* TASK DIRECTIONS *
Count every line that has the word "南京师范大学附属苏州石湖实验小学" in it; give no more than the number.

============================================================

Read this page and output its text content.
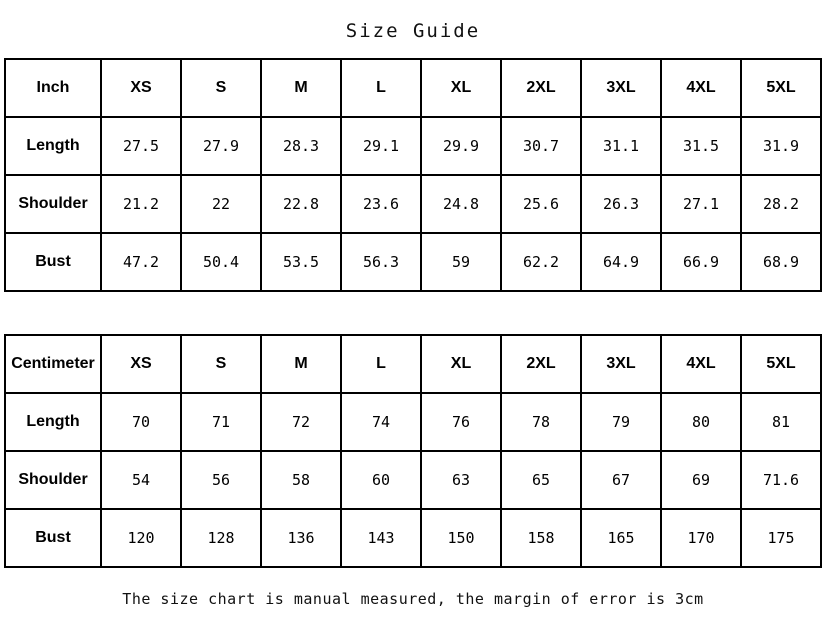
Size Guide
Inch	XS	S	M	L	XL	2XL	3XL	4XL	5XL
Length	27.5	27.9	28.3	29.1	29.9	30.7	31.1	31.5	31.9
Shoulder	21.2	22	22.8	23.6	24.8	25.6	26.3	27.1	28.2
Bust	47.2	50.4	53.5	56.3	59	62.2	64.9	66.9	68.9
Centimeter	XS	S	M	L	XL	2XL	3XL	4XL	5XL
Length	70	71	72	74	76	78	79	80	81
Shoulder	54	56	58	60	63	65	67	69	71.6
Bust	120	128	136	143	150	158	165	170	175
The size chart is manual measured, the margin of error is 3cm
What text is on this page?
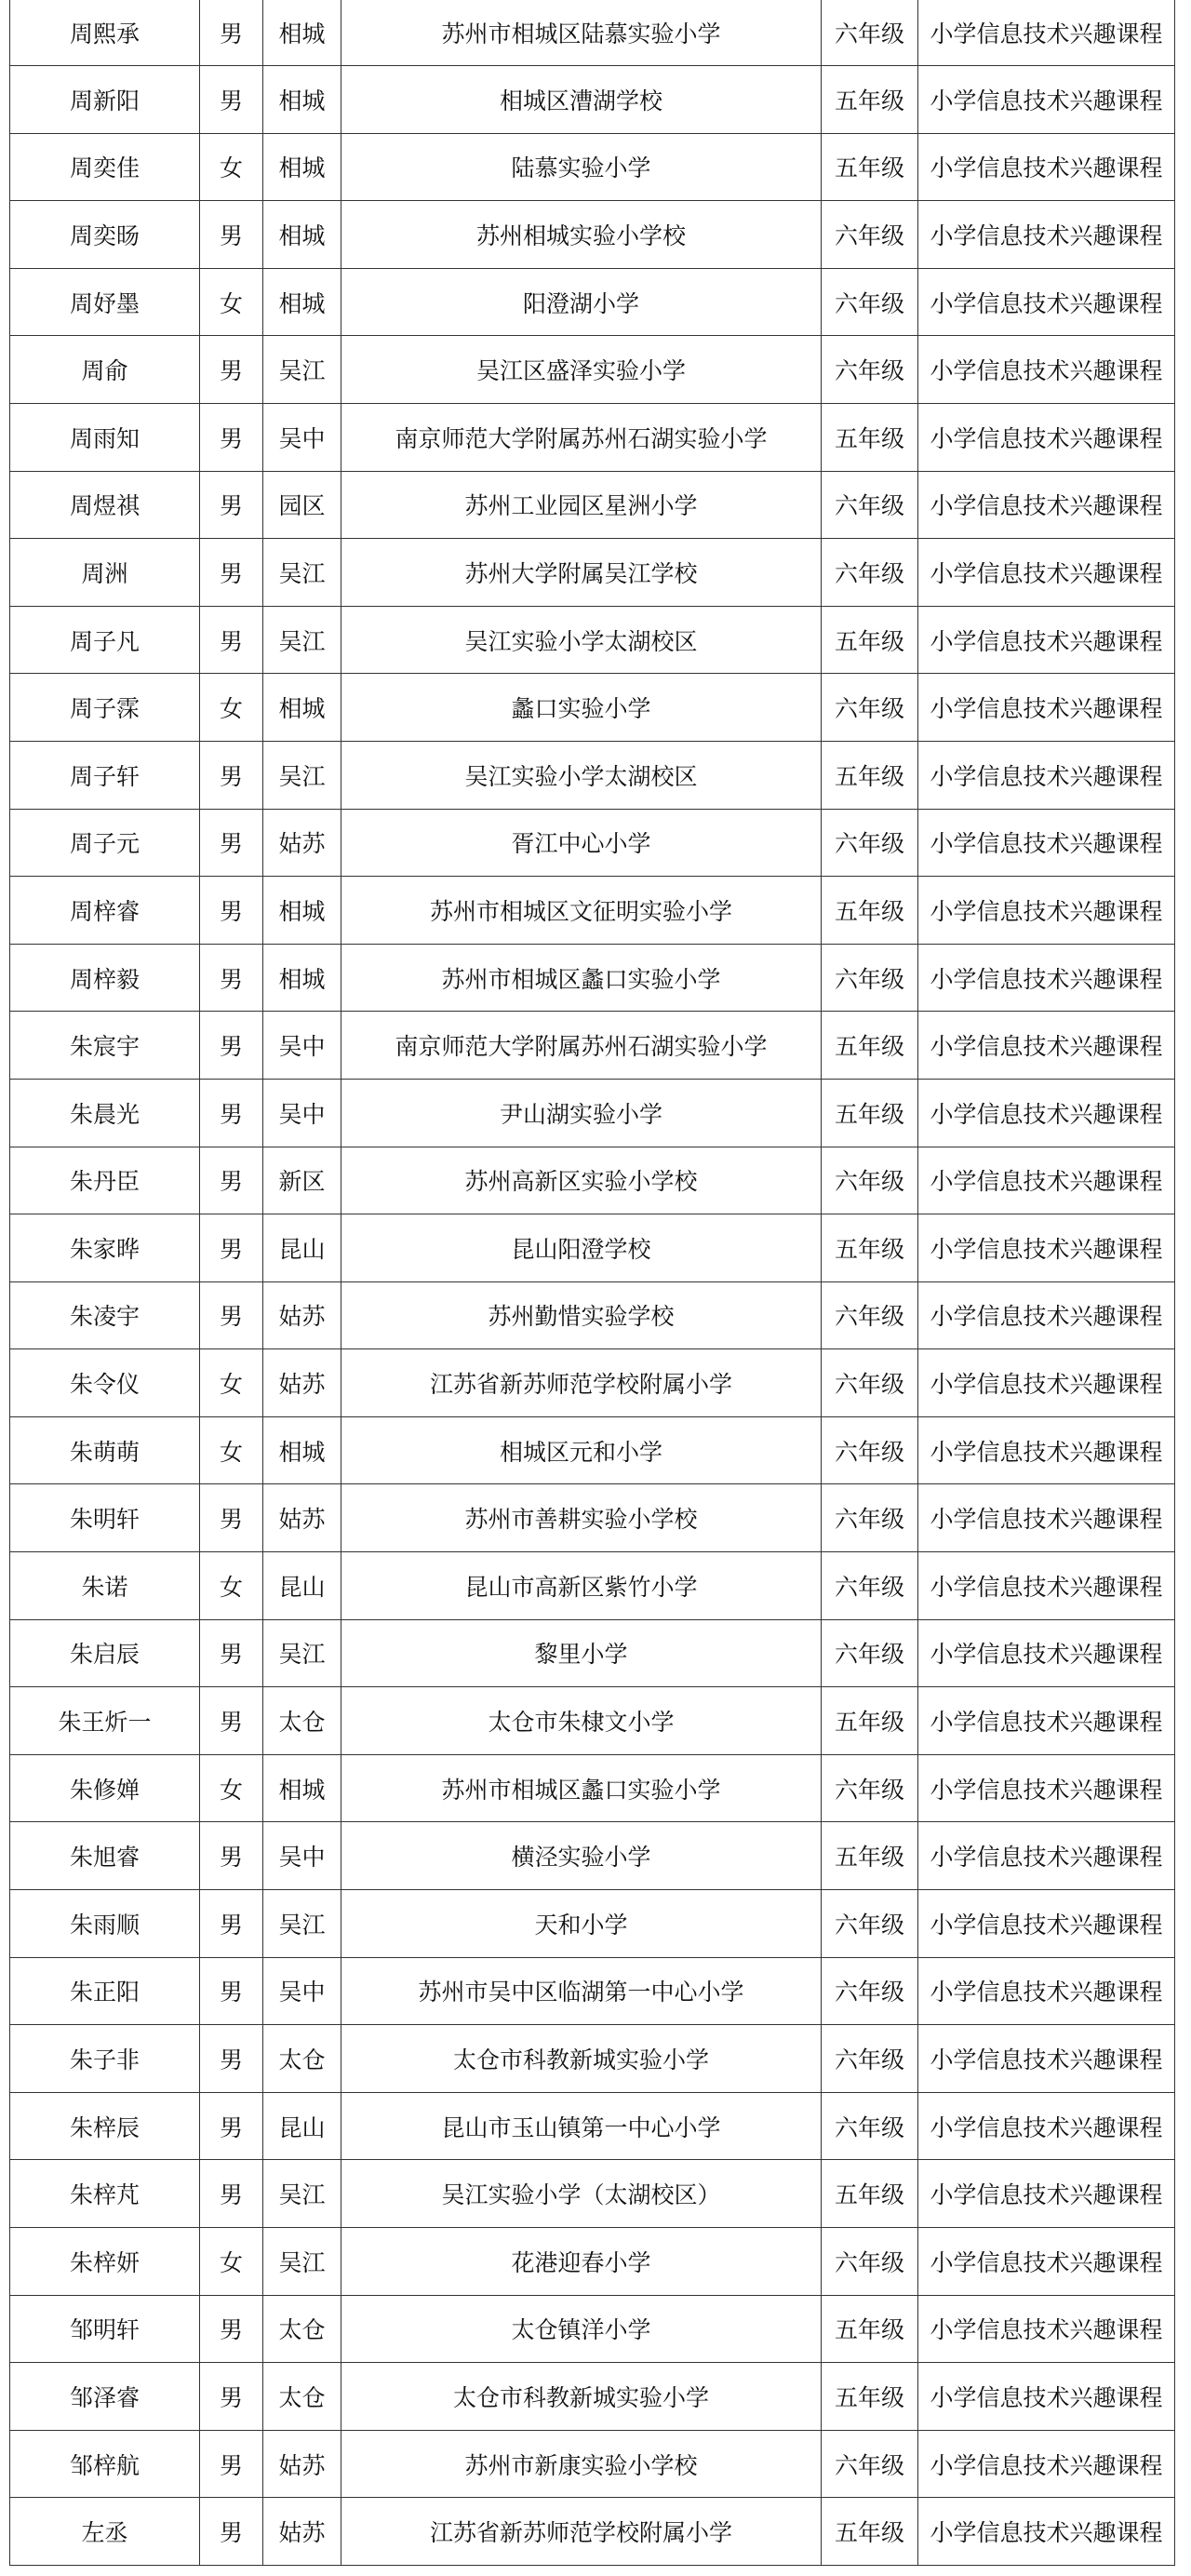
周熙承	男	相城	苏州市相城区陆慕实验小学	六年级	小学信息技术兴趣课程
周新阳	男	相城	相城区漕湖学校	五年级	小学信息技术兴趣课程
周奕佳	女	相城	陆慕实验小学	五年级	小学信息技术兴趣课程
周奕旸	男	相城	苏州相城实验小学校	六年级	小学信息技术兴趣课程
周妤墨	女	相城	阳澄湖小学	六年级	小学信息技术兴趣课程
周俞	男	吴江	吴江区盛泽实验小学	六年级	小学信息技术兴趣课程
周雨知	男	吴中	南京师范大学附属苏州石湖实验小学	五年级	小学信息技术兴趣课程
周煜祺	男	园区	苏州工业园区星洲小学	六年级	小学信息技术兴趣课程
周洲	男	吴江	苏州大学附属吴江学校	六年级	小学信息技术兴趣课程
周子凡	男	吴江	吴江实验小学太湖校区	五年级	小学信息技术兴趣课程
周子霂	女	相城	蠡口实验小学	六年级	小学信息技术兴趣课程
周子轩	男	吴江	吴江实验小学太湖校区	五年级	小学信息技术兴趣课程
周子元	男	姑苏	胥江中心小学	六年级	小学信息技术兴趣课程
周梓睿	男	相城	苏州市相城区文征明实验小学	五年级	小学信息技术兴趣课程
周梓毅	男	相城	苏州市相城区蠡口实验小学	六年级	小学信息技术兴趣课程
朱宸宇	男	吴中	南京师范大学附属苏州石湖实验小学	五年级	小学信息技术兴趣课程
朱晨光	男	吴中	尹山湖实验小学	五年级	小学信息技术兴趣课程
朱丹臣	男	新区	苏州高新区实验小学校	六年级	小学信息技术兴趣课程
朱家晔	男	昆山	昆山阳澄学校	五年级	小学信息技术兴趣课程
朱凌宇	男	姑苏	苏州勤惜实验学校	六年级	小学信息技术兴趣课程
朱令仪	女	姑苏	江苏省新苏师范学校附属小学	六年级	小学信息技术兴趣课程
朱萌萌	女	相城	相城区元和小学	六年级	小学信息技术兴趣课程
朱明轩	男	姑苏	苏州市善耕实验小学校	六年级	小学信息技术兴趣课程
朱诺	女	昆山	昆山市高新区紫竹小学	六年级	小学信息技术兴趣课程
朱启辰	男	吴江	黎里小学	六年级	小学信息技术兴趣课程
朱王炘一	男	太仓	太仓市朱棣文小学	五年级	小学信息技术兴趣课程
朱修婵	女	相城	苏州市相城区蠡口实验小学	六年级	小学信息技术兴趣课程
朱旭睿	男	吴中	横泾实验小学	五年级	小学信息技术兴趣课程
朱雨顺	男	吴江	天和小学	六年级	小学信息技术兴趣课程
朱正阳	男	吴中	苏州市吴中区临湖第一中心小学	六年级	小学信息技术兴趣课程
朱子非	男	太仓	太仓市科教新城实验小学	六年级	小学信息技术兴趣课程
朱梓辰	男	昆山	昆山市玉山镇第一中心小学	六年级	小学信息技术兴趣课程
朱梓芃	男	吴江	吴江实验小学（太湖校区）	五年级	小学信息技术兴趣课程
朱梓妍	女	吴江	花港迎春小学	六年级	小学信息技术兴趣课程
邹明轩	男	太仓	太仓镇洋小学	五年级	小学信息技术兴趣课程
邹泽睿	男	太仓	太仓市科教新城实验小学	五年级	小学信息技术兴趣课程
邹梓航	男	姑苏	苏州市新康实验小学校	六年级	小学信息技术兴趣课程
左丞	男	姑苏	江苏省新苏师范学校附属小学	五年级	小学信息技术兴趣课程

============================================================

* THE COMPLETED TASK *
2